== Material provided ==

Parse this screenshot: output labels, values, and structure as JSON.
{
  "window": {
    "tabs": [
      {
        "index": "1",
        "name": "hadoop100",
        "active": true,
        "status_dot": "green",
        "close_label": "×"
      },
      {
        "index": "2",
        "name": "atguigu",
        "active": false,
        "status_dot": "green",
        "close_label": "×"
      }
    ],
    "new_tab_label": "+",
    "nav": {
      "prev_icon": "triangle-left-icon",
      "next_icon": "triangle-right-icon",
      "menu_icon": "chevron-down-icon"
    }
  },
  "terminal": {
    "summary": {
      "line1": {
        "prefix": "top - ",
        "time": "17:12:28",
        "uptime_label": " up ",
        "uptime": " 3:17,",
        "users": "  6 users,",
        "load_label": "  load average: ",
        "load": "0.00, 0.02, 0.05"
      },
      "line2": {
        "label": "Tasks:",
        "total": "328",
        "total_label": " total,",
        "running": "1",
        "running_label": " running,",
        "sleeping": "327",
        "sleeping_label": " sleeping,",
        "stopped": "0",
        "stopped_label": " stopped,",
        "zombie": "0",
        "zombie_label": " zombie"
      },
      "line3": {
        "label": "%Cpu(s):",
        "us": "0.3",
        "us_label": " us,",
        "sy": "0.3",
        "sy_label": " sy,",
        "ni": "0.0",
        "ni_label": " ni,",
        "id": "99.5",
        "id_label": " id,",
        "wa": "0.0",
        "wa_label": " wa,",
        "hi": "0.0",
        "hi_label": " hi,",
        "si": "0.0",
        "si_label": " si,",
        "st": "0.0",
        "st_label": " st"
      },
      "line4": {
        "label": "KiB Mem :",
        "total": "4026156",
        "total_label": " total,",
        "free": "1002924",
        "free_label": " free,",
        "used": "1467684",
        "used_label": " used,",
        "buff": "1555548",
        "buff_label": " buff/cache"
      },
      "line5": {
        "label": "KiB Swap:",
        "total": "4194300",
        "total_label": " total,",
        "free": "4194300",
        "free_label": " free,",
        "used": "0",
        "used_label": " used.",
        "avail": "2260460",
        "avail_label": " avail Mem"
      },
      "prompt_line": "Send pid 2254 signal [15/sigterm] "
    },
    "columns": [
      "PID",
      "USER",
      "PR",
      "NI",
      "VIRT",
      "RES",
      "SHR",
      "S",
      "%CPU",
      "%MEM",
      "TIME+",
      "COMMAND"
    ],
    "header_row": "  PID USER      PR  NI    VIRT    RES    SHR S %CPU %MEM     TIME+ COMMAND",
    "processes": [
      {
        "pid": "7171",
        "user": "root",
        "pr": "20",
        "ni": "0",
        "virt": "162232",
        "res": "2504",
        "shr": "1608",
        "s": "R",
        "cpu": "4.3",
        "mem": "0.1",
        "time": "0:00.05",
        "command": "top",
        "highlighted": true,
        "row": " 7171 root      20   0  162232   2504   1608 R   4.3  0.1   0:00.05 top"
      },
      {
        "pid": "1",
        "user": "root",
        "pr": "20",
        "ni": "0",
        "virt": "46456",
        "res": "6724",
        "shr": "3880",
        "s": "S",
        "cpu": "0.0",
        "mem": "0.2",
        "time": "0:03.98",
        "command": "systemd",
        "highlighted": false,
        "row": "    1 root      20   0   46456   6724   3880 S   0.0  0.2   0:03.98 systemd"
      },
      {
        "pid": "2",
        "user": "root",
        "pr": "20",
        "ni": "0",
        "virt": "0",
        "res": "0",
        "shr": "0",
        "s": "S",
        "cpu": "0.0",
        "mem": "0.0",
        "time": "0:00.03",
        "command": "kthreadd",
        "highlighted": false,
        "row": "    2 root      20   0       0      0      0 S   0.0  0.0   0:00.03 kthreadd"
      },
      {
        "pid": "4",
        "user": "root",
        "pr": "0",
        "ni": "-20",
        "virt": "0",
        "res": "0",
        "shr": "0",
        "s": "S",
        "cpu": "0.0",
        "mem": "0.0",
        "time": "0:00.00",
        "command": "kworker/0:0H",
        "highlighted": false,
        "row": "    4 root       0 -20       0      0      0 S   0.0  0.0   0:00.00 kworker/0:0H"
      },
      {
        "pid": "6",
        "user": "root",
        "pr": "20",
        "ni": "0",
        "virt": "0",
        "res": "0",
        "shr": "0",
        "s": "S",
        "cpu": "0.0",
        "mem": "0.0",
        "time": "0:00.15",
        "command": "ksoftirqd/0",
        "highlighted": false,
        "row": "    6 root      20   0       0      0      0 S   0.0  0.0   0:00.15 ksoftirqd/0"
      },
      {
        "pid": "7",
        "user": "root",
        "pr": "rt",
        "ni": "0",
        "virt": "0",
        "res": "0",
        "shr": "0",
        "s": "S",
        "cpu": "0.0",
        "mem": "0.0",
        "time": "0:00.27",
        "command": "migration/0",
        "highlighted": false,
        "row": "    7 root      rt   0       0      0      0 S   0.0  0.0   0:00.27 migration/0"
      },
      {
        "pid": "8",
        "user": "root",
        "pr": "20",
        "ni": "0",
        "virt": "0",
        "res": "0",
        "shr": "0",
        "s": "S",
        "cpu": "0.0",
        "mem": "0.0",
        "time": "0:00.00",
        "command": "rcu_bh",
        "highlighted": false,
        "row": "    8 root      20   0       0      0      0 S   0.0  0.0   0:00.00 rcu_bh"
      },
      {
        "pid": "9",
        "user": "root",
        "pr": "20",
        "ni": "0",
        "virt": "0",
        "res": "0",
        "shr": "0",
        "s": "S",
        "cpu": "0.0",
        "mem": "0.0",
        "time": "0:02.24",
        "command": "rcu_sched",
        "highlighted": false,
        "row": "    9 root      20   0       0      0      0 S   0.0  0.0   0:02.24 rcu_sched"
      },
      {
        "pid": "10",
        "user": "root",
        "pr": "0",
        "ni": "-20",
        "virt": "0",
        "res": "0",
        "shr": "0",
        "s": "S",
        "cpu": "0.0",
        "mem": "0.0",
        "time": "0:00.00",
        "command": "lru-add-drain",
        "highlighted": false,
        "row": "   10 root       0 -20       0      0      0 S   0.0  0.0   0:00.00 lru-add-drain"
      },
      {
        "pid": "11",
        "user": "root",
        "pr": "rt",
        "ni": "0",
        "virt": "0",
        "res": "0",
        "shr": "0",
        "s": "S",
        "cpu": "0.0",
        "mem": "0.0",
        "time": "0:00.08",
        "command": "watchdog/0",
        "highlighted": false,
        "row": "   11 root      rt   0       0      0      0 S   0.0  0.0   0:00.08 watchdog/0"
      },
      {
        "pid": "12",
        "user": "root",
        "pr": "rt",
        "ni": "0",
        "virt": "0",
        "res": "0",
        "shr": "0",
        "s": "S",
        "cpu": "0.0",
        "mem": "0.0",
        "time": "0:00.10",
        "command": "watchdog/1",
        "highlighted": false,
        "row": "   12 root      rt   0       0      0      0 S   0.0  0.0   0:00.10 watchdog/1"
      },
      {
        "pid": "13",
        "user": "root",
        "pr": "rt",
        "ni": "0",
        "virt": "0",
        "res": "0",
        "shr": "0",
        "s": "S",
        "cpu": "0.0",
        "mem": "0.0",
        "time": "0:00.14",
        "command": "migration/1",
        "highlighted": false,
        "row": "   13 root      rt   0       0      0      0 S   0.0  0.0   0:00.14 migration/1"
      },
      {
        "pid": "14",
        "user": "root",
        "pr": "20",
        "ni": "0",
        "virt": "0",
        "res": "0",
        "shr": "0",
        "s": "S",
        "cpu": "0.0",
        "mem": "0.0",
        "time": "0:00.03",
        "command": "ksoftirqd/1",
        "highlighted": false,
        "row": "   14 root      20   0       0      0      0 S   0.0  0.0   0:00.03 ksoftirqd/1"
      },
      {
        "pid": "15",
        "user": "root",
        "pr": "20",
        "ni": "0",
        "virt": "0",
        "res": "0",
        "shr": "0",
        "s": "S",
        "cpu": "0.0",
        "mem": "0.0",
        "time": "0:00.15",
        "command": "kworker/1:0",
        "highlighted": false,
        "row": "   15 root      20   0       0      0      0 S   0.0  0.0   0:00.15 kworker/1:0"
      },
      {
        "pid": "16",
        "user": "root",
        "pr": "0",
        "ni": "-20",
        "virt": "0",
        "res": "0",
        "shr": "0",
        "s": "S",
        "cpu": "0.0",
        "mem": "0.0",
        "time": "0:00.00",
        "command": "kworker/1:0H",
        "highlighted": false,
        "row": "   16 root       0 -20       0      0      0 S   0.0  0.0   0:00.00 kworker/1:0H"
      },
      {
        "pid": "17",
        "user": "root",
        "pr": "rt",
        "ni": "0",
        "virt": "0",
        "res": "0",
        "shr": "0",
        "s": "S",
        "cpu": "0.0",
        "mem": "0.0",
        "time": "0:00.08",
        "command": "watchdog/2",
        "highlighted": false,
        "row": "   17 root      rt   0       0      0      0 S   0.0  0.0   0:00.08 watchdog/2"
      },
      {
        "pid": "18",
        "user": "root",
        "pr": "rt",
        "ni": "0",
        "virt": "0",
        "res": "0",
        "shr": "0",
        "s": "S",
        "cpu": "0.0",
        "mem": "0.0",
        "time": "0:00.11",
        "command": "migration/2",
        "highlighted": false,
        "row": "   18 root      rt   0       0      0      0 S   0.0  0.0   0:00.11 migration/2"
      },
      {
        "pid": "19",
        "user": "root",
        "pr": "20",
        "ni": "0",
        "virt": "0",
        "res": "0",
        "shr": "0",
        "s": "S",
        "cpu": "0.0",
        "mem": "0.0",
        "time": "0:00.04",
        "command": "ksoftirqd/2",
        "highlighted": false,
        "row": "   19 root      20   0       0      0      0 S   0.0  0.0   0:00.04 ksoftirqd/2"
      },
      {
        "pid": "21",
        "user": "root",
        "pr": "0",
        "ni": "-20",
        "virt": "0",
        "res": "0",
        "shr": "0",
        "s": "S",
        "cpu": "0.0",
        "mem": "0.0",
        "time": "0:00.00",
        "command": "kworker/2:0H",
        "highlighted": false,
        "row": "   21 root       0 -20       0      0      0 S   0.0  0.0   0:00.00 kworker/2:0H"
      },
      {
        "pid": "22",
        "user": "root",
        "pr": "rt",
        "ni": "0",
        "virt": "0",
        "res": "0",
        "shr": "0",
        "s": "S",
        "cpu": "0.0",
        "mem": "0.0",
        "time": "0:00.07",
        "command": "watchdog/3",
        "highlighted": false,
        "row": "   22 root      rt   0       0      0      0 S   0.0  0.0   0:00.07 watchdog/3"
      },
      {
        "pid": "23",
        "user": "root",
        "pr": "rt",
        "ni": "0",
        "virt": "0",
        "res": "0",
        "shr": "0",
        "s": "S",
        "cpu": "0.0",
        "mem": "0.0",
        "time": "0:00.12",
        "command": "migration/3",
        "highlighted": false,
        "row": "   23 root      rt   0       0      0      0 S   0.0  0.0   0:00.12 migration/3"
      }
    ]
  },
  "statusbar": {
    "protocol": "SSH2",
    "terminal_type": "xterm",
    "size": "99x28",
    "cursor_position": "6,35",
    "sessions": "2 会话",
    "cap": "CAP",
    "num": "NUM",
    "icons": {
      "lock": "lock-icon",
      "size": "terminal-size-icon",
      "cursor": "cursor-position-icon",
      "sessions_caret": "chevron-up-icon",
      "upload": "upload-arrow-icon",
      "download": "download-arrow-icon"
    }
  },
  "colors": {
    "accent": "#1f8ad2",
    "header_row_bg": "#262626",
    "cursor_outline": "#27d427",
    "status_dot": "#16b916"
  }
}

===

Task to carry out:
Return each line that includes "ksoftirqd".

Problem solution:
        "command": "ksoftirqd/0",
        "row": "    6 root      20   0       0      0      0 S   0.0  0.0   0:00.15 ksoftirqd/0"
        "command": "ksoftirqd/1",
        "row": "   14 root      20   0       0      0      0 S   0.0  0.0   0:00.03 ksoftirqd/1"
        "command": "ksoftirqd/2",
        "row": "   19 root      20   0       0      0      0 S   0.0  0.0   0:00.04 ksoftirqd/2"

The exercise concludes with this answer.